Work to complete: Read the records below. Copy each line where the string "profits" occurs.
====== Record set ======
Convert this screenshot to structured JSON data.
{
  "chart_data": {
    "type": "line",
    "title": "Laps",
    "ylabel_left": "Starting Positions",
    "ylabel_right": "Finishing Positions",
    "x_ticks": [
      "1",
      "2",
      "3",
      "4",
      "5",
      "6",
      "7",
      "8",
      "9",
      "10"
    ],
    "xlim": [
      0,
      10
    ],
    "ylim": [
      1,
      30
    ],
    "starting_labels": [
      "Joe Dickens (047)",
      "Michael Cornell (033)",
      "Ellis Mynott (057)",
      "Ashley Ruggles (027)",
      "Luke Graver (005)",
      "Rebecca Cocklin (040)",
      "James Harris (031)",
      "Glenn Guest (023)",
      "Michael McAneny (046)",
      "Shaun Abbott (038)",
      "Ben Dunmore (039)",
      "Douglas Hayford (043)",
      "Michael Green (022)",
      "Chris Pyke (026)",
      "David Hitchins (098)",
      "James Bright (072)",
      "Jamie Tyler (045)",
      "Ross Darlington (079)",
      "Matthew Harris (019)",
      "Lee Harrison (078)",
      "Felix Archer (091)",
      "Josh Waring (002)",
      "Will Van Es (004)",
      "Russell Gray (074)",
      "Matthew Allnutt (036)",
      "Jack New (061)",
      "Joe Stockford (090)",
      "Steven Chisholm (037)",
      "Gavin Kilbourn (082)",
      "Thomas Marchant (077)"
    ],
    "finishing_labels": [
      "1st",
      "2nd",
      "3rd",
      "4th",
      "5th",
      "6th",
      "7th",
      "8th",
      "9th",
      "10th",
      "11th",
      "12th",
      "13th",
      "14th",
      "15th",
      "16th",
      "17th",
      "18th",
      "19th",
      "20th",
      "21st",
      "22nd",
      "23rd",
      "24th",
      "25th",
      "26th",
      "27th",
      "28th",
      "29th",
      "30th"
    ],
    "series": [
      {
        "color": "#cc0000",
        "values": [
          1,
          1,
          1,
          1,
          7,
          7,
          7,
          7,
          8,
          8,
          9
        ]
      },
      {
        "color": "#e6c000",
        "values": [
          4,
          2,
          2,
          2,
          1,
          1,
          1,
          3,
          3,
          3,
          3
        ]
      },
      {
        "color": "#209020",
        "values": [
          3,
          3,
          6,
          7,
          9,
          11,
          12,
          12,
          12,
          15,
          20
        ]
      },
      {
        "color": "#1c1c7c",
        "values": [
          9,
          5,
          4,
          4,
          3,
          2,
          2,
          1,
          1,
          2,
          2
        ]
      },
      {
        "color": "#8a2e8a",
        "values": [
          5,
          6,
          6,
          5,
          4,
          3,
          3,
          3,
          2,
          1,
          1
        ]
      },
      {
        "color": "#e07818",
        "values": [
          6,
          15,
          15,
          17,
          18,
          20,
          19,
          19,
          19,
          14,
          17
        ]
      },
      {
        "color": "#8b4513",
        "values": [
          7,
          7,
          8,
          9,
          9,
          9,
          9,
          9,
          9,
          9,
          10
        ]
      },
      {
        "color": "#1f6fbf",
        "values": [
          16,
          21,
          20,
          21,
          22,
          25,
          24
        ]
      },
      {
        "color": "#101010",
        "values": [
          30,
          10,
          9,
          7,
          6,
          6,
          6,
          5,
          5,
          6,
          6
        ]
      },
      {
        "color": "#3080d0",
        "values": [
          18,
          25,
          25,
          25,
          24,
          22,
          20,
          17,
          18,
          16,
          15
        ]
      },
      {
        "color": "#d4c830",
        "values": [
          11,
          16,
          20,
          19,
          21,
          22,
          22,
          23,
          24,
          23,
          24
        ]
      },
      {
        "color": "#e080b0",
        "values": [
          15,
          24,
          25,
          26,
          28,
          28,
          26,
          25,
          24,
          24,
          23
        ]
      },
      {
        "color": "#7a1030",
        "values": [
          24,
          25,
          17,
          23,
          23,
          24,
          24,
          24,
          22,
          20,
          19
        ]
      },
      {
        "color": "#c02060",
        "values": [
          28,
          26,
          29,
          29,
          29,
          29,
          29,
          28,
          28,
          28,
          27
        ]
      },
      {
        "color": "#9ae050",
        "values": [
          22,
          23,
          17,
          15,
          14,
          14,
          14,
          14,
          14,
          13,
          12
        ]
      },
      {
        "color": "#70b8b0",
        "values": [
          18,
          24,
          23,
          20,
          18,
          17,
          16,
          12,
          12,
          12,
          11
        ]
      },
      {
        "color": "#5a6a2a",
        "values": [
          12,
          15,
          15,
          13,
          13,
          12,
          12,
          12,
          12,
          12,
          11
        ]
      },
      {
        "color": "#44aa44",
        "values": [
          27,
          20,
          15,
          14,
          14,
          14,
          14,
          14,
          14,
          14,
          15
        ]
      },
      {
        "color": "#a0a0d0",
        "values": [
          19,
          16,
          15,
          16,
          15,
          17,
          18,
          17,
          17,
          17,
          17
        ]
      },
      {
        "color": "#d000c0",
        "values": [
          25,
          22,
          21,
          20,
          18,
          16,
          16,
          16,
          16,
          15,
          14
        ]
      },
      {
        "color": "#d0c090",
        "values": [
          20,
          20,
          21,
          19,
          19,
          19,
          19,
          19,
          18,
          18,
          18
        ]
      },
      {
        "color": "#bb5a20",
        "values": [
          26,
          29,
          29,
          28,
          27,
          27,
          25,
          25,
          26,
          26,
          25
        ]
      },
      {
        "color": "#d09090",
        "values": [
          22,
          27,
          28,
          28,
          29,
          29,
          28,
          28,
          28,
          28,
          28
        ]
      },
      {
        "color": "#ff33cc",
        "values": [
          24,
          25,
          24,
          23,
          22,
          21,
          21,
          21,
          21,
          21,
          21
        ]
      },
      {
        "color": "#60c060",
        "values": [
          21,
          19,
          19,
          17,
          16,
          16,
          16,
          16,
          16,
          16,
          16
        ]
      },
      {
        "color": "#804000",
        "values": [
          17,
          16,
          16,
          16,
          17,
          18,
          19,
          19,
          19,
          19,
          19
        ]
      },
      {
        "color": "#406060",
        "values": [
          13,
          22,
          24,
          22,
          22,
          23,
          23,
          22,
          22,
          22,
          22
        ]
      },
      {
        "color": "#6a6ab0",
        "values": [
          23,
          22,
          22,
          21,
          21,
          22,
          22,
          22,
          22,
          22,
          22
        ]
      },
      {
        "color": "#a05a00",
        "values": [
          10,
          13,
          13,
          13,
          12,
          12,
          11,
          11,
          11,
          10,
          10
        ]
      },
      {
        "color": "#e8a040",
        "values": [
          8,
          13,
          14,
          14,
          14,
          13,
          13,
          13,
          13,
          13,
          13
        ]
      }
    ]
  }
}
======
====== Record set ======
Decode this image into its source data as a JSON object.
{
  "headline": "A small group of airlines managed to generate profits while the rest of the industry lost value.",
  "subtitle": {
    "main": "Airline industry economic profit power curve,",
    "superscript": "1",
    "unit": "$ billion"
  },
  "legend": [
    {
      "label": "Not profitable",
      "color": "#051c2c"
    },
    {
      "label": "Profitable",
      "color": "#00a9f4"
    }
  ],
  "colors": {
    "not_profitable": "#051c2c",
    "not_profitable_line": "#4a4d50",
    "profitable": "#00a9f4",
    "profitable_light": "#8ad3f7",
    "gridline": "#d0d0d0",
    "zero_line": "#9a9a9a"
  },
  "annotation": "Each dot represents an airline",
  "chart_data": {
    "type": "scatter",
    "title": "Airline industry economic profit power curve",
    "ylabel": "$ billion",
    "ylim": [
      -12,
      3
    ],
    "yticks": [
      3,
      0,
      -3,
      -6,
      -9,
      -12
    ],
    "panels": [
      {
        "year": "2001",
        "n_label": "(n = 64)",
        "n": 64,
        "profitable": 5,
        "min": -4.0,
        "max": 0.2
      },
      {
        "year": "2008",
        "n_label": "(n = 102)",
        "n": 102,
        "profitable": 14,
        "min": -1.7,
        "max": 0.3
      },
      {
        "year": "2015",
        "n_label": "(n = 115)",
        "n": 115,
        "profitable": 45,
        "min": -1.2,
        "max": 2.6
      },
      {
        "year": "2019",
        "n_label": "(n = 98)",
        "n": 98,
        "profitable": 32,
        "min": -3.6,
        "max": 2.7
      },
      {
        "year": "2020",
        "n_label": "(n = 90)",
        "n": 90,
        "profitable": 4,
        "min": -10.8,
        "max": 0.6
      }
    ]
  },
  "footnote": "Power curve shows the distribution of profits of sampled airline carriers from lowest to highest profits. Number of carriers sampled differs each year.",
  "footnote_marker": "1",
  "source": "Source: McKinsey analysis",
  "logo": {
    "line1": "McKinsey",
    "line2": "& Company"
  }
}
======
Task answer:
  "headline": "A small group of airlines managed to generate profits while the rest of the industry lost value.",
  "footnote": "Power curve shows the distribution of profits of sampled airline carriers from lowest to highest profits. Number of carriers sampled differs each year.",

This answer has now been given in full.